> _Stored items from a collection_
** START **
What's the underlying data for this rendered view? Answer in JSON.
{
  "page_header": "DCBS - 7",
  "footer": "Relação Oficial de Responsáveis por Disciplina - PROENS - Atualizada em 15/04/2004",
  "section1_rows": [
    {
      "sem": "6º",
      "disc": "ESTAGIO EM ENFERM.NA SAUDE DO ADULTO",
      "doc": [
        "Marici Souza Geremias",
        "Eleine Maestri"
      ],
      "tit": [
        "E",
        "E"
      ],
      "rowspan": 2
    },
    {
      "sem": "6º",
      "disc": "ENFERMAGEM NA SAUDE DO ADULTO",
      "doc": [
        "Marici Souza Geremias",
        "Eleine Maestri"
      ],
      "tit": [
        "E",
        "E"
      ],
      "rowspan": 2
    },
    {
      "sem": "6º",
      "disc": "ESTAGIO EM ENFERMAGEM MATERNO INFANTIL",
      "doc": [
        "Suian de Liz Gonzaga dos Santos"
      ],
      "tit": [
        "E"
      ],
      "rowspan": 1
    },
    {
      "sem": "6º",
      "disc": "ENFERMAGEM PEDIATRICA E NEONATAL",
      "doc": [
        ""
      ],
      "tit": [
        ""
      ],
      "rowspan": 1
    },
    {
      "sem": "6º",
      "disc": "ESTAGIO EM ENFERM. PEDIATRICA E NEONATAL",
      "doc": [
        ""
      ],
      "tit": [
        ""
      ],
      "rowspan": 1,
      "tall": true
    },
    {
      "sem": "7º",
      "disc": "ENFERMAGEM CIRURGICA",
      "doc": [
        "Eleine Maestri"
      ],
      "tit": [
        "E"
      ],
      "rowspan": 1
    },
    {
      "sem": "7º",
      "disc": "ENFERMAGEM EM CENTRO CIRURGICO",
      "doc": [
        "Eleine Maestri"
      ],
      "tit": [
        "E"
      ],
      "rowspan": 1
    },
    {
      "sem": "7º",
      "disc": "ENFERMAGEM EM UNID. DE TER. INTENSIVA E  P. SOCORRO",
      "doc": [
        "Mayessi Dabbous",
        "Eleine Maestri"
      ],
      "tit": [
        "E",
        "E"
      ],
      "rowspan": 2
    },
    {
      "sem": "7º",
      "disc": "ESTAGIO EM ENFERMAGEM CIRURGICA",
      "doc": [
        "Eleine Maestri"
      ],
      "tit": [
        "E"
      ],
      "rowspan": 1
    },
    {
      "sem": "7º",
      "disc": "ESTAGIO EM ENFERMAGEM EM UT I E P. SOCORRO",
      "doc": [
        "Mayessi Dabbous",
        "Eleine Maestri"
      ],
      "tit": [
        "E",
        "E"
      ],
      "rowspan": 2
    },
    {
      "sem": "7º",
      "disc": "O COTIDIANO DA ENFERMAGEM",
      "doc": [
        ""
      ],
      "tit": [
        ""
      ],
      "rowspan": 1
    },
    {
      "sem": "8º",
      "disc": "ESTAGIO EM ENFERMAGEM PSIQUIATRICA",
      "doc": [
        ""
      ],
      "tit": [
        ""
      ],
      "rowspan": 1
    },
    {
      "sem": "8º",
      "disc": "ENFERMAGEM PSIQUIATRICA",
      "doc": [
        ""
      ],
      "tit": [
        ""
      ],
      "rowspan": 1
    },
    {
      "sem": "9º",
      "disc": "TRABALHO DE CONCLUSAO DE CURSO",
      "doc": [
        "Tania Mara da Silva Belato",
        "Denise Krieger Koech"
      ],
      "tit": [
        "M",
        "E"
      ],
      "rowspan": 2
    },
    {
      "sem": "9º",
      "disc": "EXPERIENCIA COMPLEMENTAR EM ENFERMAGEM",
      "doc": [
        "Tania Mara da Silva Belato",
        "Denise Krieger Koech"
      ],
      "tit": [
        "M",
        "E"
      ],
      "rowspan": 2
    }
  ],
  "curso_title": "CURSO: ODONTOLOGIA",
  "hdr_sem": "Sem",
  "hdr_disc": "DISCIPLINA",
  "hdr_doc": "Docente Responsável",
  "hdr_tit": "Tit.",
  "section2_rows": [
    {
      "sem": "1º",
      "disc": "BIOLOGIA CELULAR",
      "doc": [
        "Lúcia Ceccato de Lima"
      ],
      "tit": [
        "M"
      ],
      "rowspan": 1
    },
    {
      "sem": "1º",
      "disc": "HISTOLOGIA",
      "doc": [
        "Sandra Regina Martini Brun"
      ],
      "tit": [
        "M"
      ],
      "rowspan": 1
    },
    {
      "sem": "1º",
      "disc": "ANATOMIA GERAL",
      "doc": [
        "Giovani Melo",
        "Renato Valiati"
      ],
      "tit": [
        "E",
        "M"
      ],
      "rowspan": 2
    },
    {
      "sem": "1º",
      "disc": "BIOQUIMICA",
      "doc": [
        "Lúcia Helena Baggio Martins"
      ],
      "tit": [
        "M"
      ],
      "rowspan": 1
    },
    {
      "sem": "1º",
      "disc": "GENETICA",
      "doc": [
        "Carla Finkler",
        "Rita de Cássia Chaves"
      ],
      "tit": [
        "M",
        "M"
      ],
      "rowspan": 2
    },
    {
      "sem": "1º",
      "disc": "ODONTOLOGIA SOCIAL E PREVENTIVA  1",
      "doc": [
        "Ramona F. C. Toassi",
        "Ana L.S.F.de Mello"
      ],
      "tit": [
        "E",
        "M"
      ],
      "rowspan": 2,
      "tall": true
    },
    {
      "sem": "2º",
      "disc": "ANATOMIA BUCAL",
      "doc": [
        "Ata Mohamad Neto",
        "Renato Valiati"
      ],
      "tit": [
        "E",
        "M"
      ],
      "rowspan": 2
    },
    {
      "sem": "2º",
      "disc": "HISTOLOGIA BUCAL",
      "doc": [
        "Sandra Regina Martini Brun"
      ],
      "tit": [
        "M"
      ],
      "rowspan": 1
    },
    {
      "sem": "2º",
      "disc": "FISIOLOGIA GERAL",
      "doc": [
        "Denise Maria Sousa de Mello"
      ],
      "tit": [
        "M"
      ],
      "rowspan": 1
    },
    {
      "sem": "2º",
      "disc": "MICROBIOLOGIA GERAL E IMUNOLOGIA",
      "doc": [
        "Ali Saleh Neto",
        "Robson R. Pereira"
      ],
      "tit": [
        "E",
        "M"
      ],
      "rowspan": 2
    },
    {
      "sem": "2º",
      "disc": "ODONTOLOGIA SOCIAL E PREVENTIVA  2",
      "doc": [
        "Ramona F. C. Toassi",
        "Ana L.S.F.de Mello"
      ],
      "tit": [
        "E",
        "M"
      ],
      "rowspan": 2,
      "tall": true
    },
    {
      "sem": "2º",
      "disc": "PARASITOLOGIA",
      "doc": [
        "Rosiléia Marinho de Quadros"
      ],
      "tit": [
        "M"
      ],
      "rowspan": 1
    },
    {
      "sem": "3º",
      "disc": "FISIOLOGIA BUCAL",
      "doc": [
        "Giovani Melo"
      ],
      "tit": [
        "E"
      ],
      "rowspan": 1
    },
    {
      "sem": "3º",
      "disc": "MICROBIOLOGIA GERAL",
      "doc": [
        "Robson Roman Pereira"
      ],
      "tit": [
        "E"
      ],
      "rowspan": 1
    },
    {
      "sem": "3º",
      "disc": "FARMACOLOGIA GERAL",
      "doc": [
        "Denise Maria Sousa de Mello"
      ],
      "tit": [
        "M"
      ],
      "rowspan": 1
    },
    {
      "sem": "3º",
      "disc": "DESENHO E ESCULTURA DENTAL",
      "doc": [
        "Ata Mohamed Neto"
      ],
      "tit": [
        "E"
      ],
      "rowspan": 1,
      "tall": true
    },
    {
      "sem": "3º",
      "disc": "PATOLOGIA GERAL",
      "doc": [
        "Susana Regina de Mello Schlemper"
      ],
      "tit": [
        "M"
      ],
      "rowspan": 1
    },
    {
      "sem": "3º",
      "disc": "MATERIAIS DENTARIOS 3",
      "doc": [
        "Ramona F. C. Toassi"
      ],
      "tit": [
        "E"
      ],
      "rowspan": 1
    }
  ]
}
** END **
> _Task prompt_
Determine the number of lines in these entries that contain the word "ENFERMAGEM", and write only that number.

> _Solution to this task_
12